For every line in the data below that contains "title", copy the line.

(Figure data in JSON)
************
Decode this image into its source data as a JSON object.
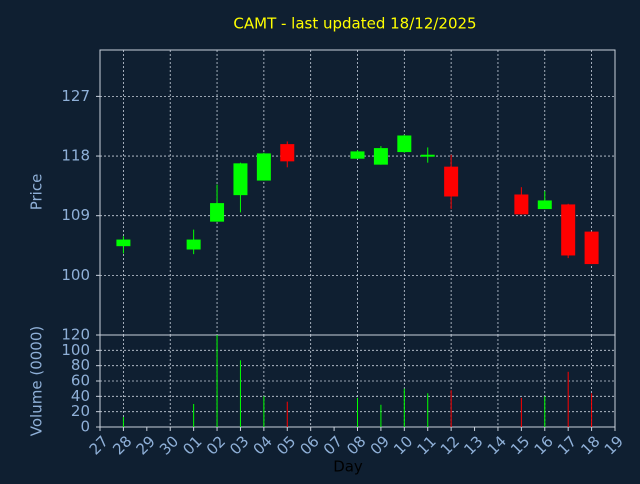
{
  "chart_data": {
    "type": "candlestick",
    "title": "CAMT - last updated 18/12/2025",
    "xlabel": "Day",
    "ylabel": "Price",
    "y2label": "Volume (0000)",
    "categories": [
      "27",
      "28",
      "29",
      "30",
      "01",
      "02",
      "03",
      "04",
      "05",
      "06",
      "07",
      "08",
      "09",
      "10",
      "11",
      "12",
      "13",
      "14",
      "15",
      "16",
      "17",
      "18",
      "19"
    ],
    "open": [
      null,
      104.4,
      null,
      null,
      103.9,
      108.1,
      112.1,
      114.3,
      119.8,
      null,
      null,
      117.6,
      116.7,
      118.6,
      117.9,
      116.4,
      null,
      null,
      112.2,
      110.0,
      110.7,
      106.6,
      null
    ],
    "high": [
      null,
      105.9,
      null,
      null,
      106.9,
      113.7,
      117.0,
      118.5,
      120.2,
      null,
      null,
      118.9,
      119.5,
      121.2,
      119.3,
      118.2,
      null,
      null,
      113.3,
      112.7,
      110.8,
      106.6,
      null
    ],
    "low": [
      null,
      103.3,
      null,
      null,
      103.2,
      108.1,
      109.5,
      114.3,
      116.3,
      null,
      null,
      117.6,
      116.7,
      118.5,
      117.0,
      110.0,
      null,
      null,
      109.2,
      110.0,
      102.6,
      101.7,
      null
    ],
    "close": [
      null,
      105.4,
      null,
      null,
      105.4,
      110.9,
      116.9,
      118.4,
      117.2,
      null,
      null,
      118.7,
      119.2,
      121.1,
      118.2,
      111.9,
      null,
      null,
      109.2,
      111.3,
      103.0,
      101.7,
      null
    ],
    "volume": [
      null,
      13,
      null,
      null,
      30,
      120,
      87,
      40,
      33,
      null,
      null,
      38,
      29,
      50,
      44,
      48,
      null,
      null,
      38,
      40,
      72,
      44,
      null
    ],
    "up_color": "#00ff00",
    "down_color": "#ff0000",
    "ylim": [
      91,
      134
    ],
    "yticks": [
      100,
      109,
      118,
      127
    ],
    "y2lim": [
      0,
      120
    ],
    "y2ticks": [
      0,
      20,
      40,
      60,
      80,
      100,
      120
    ],
    "grid": true
  }
}
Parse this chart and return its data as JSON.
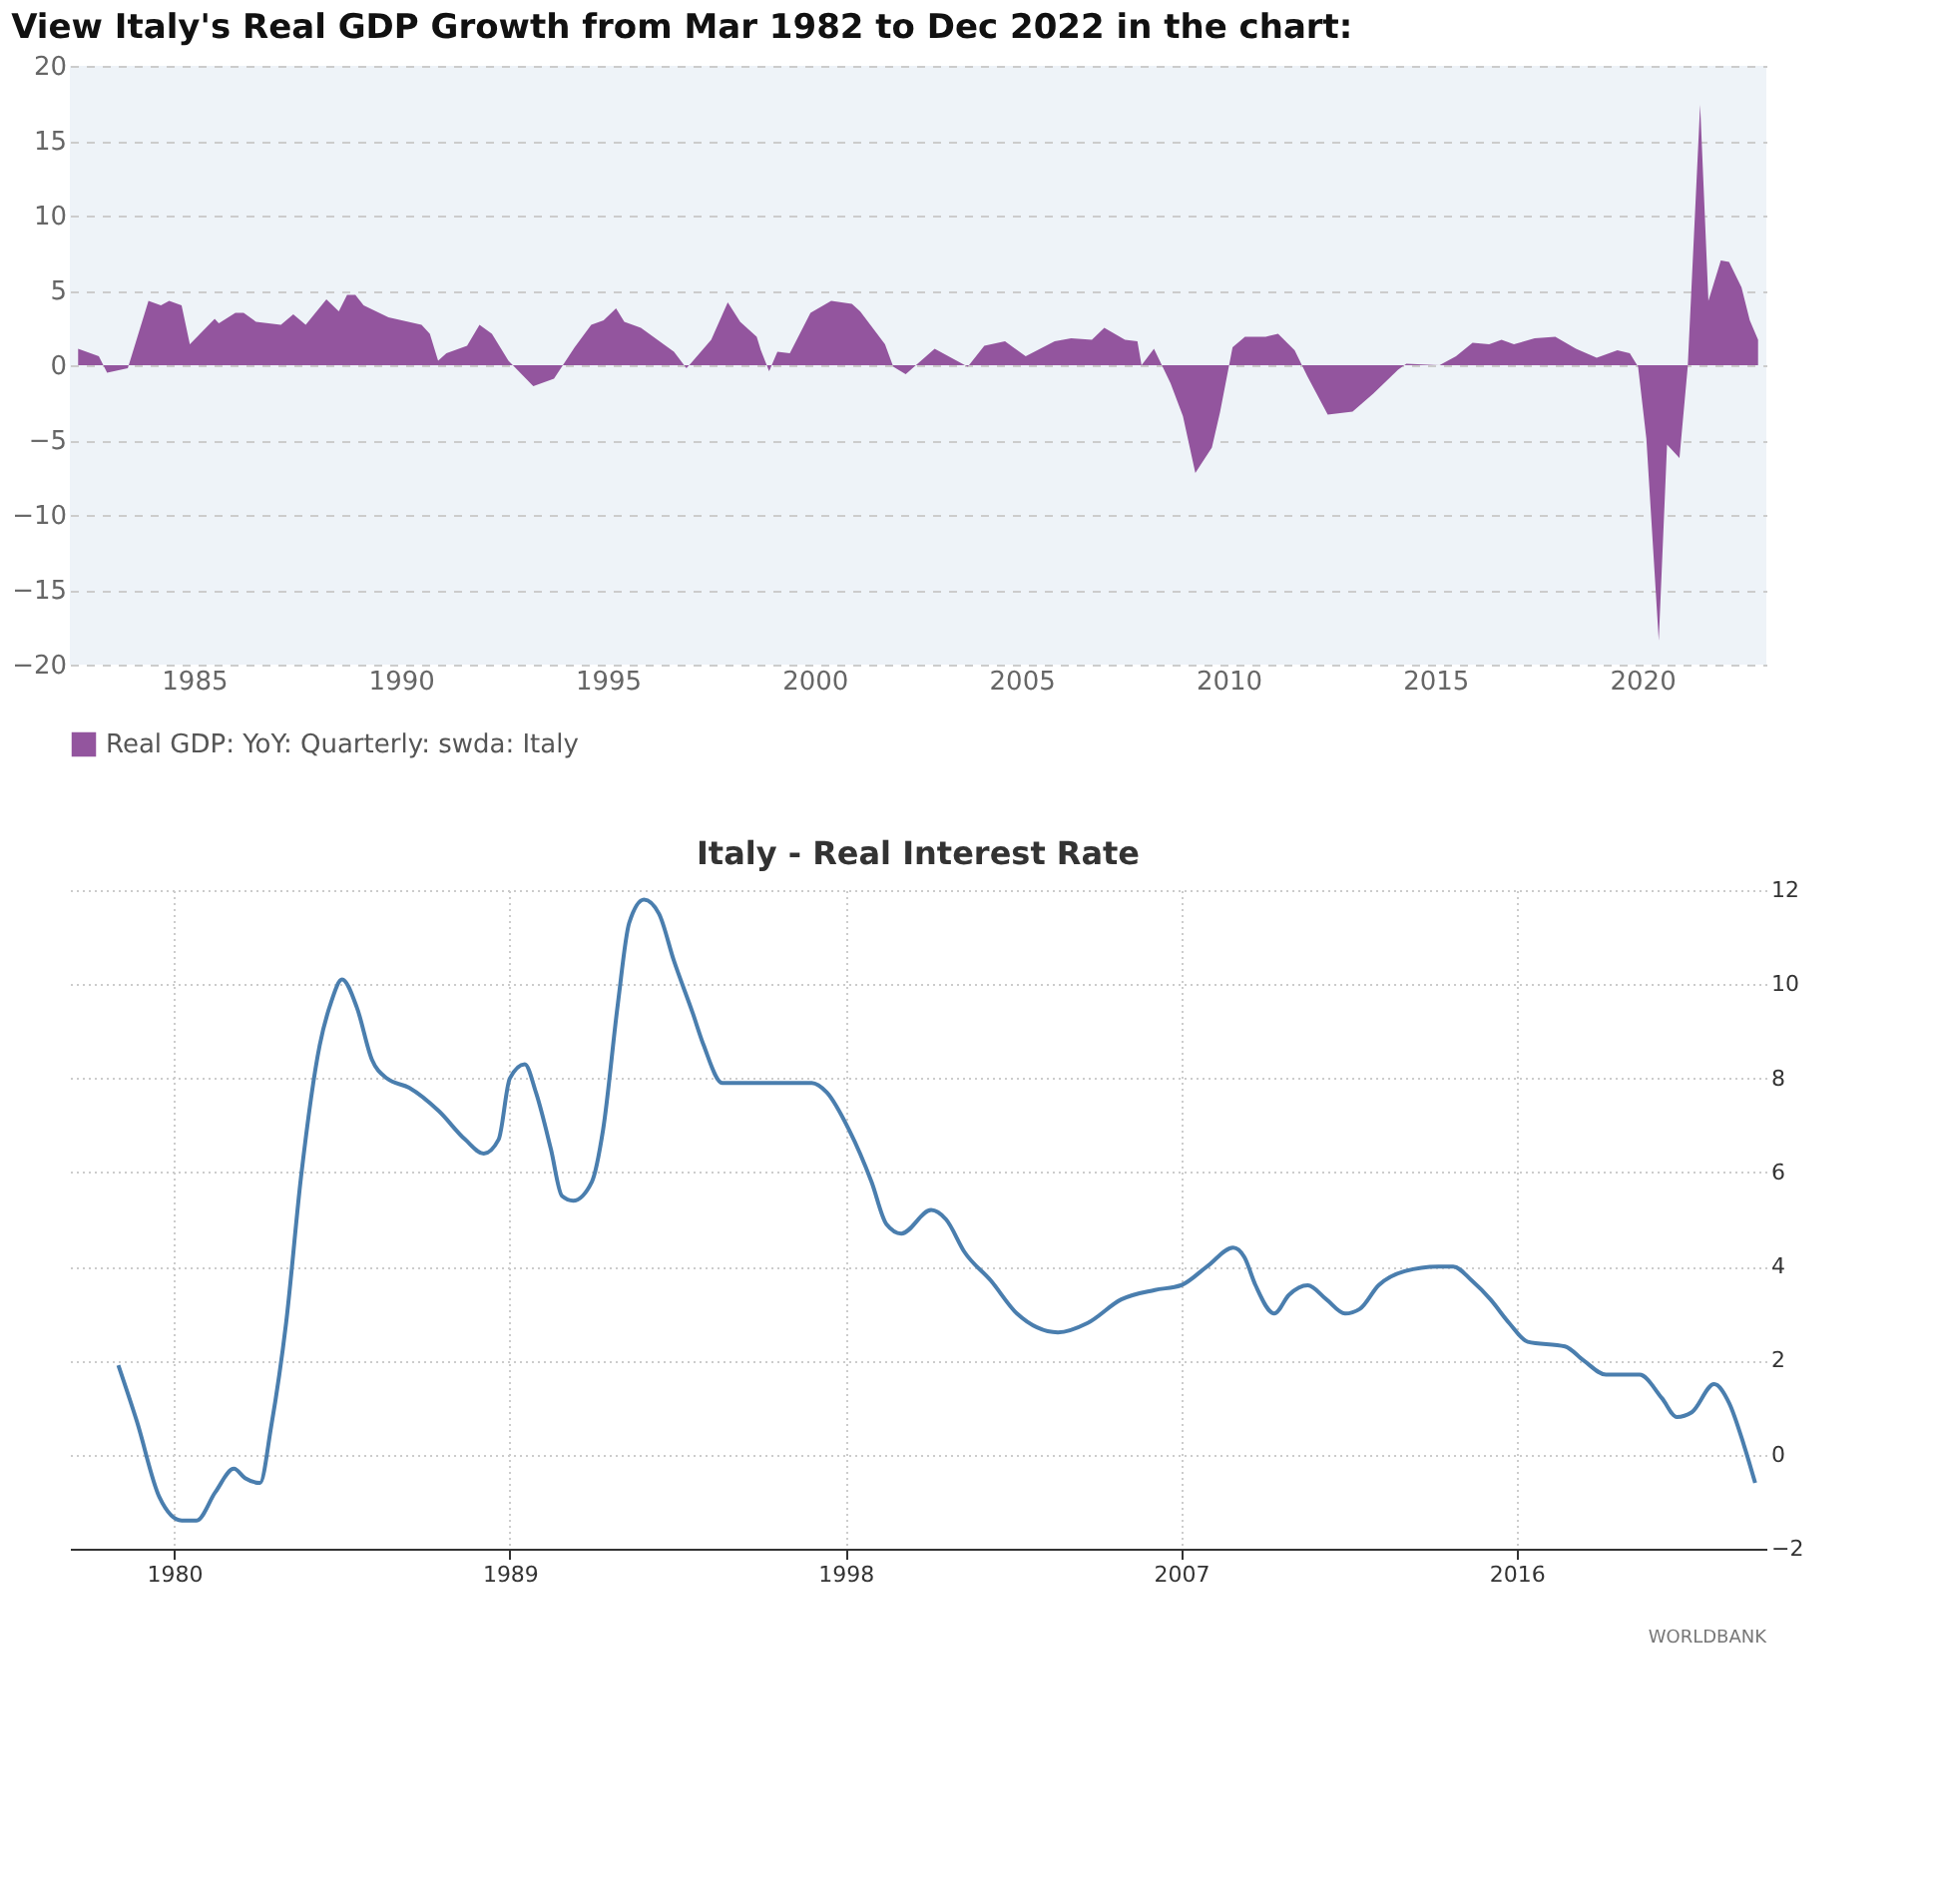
{
  "chart_data": [
    {
      "type": "area",
      "title": "View Italy's Real GDP Growth from Mar 1982 to Dec 2022 in the chart:",
      "xlim": [
        1982,
        2023
      ],
      "xticks": [
        1985,
        1990,
        1995,
        2000,
        2005,
        2010,
        2015,
        2020
      ],
      "ylim": [
        -20,
        20
      ],
      "yticks": [
        -20,
        -15,
        -10,
        -5,
        0,
        5,
        10,
        15,
        20
      ],
      "grid": "y",
      "legend": "bottom",
      "x": [
        1982.2,
        1982.7,
        1982.9,
        1983.4,
        1983.9,
        1984.2,
        1984.4,
        1984.7,
        1984.9,
        1985.5,
        1985.6,
        1986.0,
        1986.2,
        1986.5,
        1987.1,
        1987.4,
        1987.7,
        1988.2,
        1988.5,
        1988.7,
        1988.9,
        1989.1,
        1989.7,
        1990.5,
        1990.7,
        1990.9,
        1991.1,
        1991.6,
        1991.9,
        1992.2,
        1992.6,
        1993.2,
        1993.7,
        1994.2,
        1994.6,
        1994.9,
        1995.2,
        1995.4,
        1995.8,
        1996.6,
        1996.9,
        1997.0,
        1997.5,
        1997.9,
        1998.2,
        1998.6,
        1998.7,
        1998.9,
        1999.1,
        1999.4,
        1999.9,
        2000.4,
        2000.9,
        2001.1,
        2001.7,
        2001.9,
        2002.2,
        2002.9,
        2003.7,
        2004.1,
        2004.6,
        2005.1,
        2005.8,
        2006.2,
        2006.7,
        2007.0,
        2007.5,
        2007.8,
        2007.9,
        2008.2,
        2008.6,
        2008.9,
        2009.2,
        2009.6,
        2009.8,
        2010.1,
        2010.4,
        2010.9,
        2011.2,
        2011.6,
        2011.9,
        2012.4,
        2013.0,
        2013.5,
        2014.1,
        2014.3,
        2015.1,
        2015.5,
        2015.9,
        2016.3,
        2016.6,
        2016.9,
        2017.4,
        2017.9,
        2018.4,
        2018.9,
        2019.4,
        2019.7,
        2019.9,
        2020.1,
        2020.4,
        2020.6,
        2020.9,
        2021.1,
        2021.4,
        2021.6,
        2021.9,
        2022.1,
        2022.4,
        2022.6,
        2022.8
      ],
      "series": [
        {
          "name": "Real GDP: YoY: Quarterly: swda: Italy",
          "color": "#93559e",
          "values": [
            1.1,
            0.6,
            -0.5,
            -0.2,
            4.3,
            4.0,
            4.3,
            4.0,
            1.4,
            3.1,
            2.8,
            3.5,
            3.5,
            2.9,
            2.7,
            3.4,
            2.7,
            4.4,
            3.6,
            4.7,
            4.7,
            4.0,
            3.2,
            2.7,
            2.1,
            0.3,
            0.8,
            1.3,
            2.7,
            2.1,
            0.3,
            -1.4,
            -0.9,
            1.2,
            2.7,
            3.0,
            3.8,
            2.9,
            2.5,
            0.9,
            -0.2,
            0.1,
            1.7,
            4.2,
            2.9,
            1.9,
            1.0,
            -0.4,
            0.9,
            0.8,
            3.5,
            4.3,
            4.1,
            3.6,
            1.4,
            -0.1,
            -0.6,
            1.1,
            -0.1,
            1.3,
            1.6,
            0.6,
            1.6,
            1.8,
            1.7,
            2.5,
            1.7,
            1.6,
            0.0,
            1.1,
            -1.2,
            -3.4,
            -7.2,
            -5.5,
            -3.1,
            1.2,
            1.9,
            1.9,
            2.1,
            1.0,
            -0.7,
            -3.3,
            -3.1,
            -1.9,
            -0.3,
            0.1,
            0.0,
            0.6,
            1.5,
            1.4,
            1.7,
            1.4,
            1.8,
            1.9,
            1.1,
            0.5,
            1.0,
            0.8,
            -0.1,
            -4.9,
            -18.4,
            -5.3,
            -6.2,
            -0.1,
            17.4,
            4.3,
            7.0,
            6.9,
            5.2,
            3.0,
            1.7
          ]
        }
      ]
    },
    {
      "type": "line",
      "title": "Italy - Real Interest Rate",
      "xlim": [
        1977.2,
        2022.7
      ],
      "xticks": [
        1980,
        1989,
        1998,
        2007,
        2016
      ],
      "ylim": [
        -2,
        12
      ],
      "yticks": [
        -2,
        0,
        2,
        4,
        6,
        8,
        10,
        12
      ],
      "grid": true,
      "annotations": [
        "WORLDBANK"
      ],
      "x": [
        1978.5,
        1979.0,
        1979.6,
        1980.2,
        1980.6,
        1981.1,
        1981.6,
        1981.9,
        1982.3,
        1982.6,
        1983.0,
        1983.4,
        1983.9,
        1984.2,
        1984.5,
        1984.9,
        1985.3,
        1985.7,
        1986.3,
        1987.1,
        1987.8,
        1988.3,
        1988.7,
        1989.0,
        1989.4,
        1989.7,
        1990.1,
        1990.4,
        1990.7,
        1991.2,
        1991.5,
        1991.9,
        1992.2,
        1992.6,
        1993.0,
        1993.4,
        1993.9,
        1994.2,
        1994.7,
        1995.8,
        1997.1,
        1997.5,
        1998.1,
        1998.7,
        1999.1,
        1999.5,
        2000.3,
        2000.7,
        2001.2,
        2001.9,
        2002.6,
        2003.7,
        2004.5,
        2005.4,
        2006.3,
        2007.0,
        2007.7,
        2008.4,
        2008.7,
        2009.0,
        2009.5,
        2009.9,
        2010.4,
        2010.9,
        2011.4,
        2011.8,
        2012.3,
        2013.0,
        2013.9,
        2014.3,
        2014.8,
        2015.3,
        2015.8,
        2016.3,
        2017.3,
        2017.8,
        2018.4,
        2019.3,
        2019.9,
        2020.3,
        2020.7,
        2021.3,
        2021.7,
        2022.1,
        2022.4
      ],
      "series": [
        {
          "color": "#4a7eae",
          "values": [
            1.9,
            0.7,
            -0.9,
            -1.4,
            -1.4,
            -0.8,
            -0.3,
            -0.5,
            -0.6,
            0.6,
            2.8,
            5.9,
            8.7,
            9.6,
            10.1,
            9.5,
            8.4,
            8.0,
            7.8,
            7.3,
            6.7,
            6.4,
            6.7,
            8.0,
            8.3,
            7.7,
            6.5,
            5.5,
            5.4,
            5.8,
            6.9,
            9.6,
            11.3,
            11.8,
            11.5,
            10.5,
            9.4,
            8.7,
            7.9,
            7.9,
            7.9,
            7.7,
            6.9,
            5.8,
            4.9,
            4.7,
            5.2,
            5.0,
            4.3,
            3.7,
            3.0,
            2.6,
            2.8,
            3.3,
            3.5,
            3.6,
            4.0,
            4.4,
            4.2,
            3.6,
            3.0,
            3.4,
            3.6,
            3.3,
            3.0,
            3.1,
            3.6,
            3.9,
            4.0,
            4.0,
            3.7,
            3.3,
            2.8,
            2.4,
            2.3,
            2.0,
            1.7,
            1.7,
            1.2,
            0.8,
            0.9,
            1.5,
            1.1,
            0.2,
            -0.6
          ]
        }
      ]
    }
  ]
}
************
_OUTPUT_:
    "title": "CAMT - last updated 18/12/2025",
      "title": "View Italy's Real GDP Growth from Mar 1982 to Dec 2022 in the chart:",
      "title": "Italy - Real Interest Rate",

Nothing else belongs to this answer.